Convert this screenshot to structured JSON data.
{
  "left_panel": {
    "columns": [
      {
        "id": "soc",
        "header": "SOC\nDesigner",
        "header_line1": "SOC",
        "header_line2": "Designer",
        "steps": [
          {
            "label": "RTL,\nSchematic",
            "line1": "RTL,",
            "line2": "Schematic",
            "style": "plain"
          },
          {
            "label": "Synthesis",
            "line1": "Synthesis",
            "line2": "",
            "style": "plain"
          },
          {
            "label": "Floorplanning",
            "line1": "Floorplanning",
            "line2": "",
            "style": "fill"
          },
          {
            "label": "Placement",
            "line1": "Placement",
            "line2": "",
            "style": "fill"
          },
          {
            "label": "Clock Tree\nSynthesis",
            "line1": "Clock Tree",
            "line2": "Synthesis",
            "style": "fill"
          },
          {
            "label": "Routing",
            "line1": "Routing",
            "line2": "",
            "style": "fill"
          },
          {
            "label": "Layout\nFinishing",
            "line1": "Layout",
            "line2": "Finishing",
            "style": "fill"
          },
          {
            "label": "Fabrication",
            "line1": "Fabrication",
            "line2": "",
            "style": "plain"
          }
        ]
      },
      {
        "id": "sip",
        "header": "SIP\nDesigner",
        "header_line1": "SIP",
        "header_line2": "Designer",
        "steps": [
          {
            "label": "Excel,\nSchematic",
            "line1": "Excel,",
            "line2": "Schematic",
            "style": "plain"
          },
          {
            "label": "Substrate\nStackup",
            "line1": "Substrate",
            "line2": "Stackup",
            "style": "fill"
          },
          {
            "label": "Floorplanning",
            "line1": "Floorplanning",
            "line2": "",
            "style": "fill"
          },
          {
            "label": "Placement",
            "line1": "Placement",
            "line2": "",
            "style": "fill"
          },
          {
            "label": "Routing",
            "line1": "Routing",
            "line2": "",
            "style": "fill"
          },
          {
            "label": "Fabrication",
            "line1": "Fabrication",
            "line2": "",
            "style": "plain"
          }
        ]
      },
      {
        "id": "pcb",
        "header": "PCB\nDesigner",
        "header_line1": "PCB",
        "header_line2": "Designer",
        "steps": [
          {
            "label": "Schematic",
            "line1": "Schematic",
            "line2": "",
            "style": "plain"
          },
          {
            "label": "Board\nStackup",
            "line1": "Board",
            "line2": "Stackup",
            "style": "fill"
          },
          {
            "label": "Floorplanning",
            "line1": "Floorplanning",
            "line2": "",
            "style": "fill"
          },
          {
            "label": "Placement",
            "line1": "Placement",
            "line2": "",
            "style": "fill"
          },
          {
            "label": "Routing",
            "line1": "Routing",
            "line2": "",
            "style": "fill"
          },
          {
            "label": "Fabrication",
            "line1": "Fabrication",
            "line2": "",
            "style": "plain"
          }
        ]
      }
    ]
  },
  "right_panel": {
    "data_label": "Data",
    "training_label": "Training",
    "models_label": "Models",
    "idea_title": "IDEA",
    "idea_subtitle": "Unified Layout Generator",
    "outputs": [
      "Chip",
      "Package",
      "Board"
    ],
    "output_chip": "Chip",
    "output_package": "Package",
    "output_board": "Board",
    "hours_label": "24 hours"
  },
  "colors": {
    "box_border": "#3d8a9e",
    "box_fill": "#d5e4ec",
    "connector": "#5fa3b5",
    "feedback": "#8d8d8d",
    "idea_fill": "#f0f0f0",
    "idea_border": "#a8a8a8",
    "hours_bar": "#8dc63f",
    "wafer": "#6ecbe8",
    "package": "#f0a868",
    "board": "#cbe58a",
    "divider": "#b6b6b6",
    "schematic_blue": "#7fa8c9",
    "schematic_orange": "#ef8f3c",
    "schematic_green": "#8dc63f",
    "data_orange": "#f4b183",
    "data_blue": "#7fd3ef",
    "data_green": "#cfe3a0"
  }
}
:::::
Copy all the entries verbatim.

REPLY TO THE TASK ->
Convert this screenshot to structured JSON data.
{
  "left_panel": {
    "columns": [
      {
        "id": "soc",
        "header": "SOC\nDesigner",
        "header_line1": "SOC",
        "header_line2": "Designer",
        "steps": [
          {
            "label": "RTL,\nSchematic",
            "line1": "RTL,",
            "line2": "Schematic",
            "style": "plain"
          },
          {
            "label": "Synthesis",
            "line1": "Synthesis",
            "line2": "",
            "style": "plain"
          },
          {
            "label": "Floorplanning",
            "line1": "Floorplanning",
            "line2": "",
            "style": "fill"
          },
          {
            "label": "Placement",
            "line1": "Placement",
            "line2": "",
            "style": "fill"
          },
          {
            "label": "Clock Tree\nSynthesis",
            "line1": "Clock Tree",
            "line2": "Synthesis",
            "style": "fill"
          },
          {
            "label": "Routing",
            "line1": "Routing",
            "line2": "",
            "style": "fill"
          },
          {
            "label": "Layout\nFinishing",
            "line1": "Layout",
            "line2": "Finishing",
            "style": "fill"
          },
          {
            "label": "Fabrication",
            "line1": "Fabrication",
            "line2": "",
            "style": "plain"
          }
        ]
      },
      {
        "id": "sip",
        "header": "SIP\nDesigner",
        "header_line1": "SIP",
        "header_line2": "Designer",
        "steps": [
          {
            "label": "Excel,\nSchematic",
            "line1": "Excel,",
            "line2": "Schematic",
            "style": "plain"
          },
          {
            "label": "Substrate\nStackup",
            "line1": "Substrate",
            "line2": "Stackup",
            "style": "fill"
          },
          {
            "label": "Floorplanning",
            "line1": "Floorplanning",
            "line2": "",
            "style": "fill"
          },
          {
            "label": "Placement",
            "line1": "Placement",
            "line2": "",
            "style": "fill"
          },
          {
            "label": "Routing",
            "line1": "Routing",
            "line2": "",
            "style": "fill"
          },
          {
            "label": "Fabrication",
            "line1": "Fabrication",
            "line2": "",
            "style": "plain"
          }
        ]
      },
      {
        "id": "pcb",
        "header": "PCB\nDesigner",
        "header_line1": "PCB",
        "header_line2": "Designer",
        "steps": [
          {
            "label": "Schematic",
            "line1": "Schematic",
            "line2": "",
            "style": "plain"
          },
          {
            "label": "Board\nStackup",
            "line1": "Board",
            "line2": "Stackup",
            "style": "fill"
          },
          {
            "label": "Floorplanning",
            "line1": "Floorplanning",
            "line2": "",
            "style": "fill"
          },
          {
            "label": "Placement",
            "line1": "Placement",
            "line2": "",
            "style": "fill"
          },
          {
            "label": "Routing",
            "line1": "Routing",
            "line2": "",
            "style": "fill"
          },
          {
            "label": "Fabrication",
            "line1": "Fabrication",
            "line2": "",
            "style": "plain"
          }
        ]
      }
    ]
  },
  "right_panel": {
    "data_label": "Data",
    "training_label": "Training",
    "models_label": "Models",
    "idea_title": "IDEA",
    "idea_subtitle": "Unified Layout Generator",
    "outputs": [
      "Chip",
      "Package",
      "Board"
    ],
    "output_chip": "Chip",
    "output_package": "Package",
    "output_board": "Board",
    "hours_label": "24 hours"
  },
  "colors": {
    "box_border": "#3d8a9e",
    "box_fill": "#d5e4ec",
    "connector": "#5fa3b5",
    "feedback": "#8d8d8d",
    "idea_fill": "#f0f0f0",
    "idea_border": "#a8a8a8",
    "hours_bar": "#8dc63f",
    "wafer": "#6ecbe8",
    "package": "#f0a868",
    "board": "#cbe58a",
    "divider": "#b6b6b6",
    "schematic_blue": "#7fa8c9",
    "schematic_orange": "#ef8f3c",
    "schematic_green": "#8dc63f",
    "data_orange": "#f4b183",
    "data_blue": "#7fd3ef",
    "data_green": "#cfe3a0"
  }
}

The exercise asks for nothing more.